• [Stated goal]:
Search the material for the word "color" and copy each line that holds it.

— begin Material for the task —

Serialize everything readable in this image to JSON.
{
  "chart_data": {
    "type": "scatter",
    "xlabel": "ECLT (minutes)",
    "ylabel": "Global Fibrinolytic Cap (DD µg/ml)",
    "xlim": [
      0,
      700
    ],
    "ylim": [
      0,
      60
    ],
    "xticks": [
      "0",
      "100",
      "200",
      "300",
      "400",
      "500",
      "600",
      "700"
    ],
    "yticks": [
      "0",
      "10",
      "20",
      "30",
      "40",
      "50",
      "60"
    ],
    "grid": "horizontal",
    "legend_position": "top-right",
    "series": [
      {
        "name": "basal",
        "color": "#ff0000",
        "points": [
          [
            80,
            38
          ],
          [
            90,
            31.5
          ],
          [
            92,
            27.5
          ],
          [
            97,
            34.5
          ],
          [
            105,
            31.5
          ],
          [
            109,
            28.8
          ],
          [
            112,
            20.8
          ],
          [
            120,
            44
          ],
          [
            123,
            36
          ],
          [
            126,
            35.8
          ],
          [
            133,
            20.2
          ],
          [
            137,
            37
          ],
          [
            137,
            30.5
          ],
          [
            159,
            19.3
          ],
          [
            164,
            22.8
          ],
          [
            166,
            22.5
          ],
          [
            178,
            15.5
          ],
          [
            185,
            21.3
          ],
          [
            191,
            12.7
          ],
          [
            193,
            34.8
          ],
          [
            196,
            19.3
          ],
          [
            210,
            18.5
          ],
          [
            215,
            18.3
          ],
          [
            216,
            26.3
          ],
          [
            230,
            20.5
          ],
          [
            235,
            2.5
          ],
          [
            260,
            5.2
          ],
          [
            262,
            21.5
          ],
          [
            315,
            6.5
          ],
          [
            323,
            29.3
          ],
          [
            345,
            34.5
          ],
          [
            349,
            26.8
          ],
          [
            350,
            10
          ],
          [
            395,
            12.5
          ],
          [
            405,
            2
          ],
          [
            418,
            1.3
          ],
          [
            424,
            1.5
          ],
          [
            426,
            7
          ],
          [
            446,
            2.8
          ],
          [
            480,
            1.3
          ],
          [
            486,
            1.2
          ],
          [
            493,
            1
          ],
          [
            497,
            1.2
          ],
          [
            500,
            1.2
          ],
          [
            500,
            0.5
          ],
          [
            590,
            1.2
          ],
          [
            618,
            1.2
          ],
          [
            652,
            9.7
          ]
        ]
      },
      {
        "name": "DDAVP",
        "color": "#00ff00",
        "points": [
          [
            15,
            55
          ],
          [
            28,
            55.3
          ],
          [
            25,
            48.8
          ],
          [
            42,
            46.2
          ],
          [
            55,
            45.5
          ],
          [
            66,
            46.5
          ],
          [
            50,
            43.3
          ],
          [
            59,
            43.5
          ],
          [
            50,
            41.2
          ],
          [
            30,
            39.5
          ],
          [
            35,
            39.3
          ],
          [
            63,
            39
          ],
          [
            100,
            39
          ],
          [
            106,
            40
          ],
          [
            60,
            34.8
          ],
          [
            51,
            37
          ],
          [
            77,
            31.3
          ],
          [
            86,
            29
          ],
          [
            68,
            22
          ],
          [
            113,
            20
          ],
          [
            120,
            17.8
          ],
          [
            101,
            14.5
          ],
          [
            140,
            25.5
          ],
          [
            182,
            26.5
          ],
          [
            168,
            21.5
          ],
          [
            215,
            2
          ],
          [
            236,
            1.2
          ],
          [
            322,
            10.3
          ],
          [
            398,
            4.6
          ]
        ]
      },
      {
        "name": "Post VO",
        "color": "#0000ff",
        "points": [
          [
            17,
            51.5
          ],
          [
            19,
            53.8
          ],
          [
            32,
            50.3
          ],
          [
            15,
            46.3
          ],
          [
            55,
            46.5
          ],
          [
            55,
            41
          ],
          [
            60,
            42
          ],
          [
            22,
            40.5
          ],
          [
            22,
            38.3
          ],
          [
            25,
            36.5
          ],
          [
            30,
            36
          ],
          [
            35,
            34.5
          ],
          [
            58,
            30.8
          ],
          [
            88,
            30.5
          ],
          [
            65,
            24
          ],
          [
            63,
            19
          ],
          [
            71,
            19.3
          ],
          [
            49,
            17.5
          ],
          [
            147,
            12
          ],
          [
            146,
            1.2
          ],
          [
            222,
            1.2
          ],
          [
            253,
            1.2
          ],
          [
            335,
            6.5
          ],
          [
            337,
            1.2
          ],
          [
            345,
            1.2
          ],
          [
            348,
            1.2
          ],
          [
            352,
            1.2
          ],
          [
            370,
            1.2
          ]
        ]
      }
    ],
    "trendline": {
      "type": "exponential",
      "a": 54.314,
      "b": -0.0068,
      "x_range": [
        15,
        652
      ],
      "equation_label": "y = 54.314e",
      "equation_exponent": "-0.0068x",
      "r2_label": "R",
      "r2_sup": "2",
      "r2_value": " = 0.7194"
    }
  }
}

— end Material for the task —

• [Correct response]:
        "color": "#ff0000",
        "color": "#00ff00",
        "color": "#0000ff",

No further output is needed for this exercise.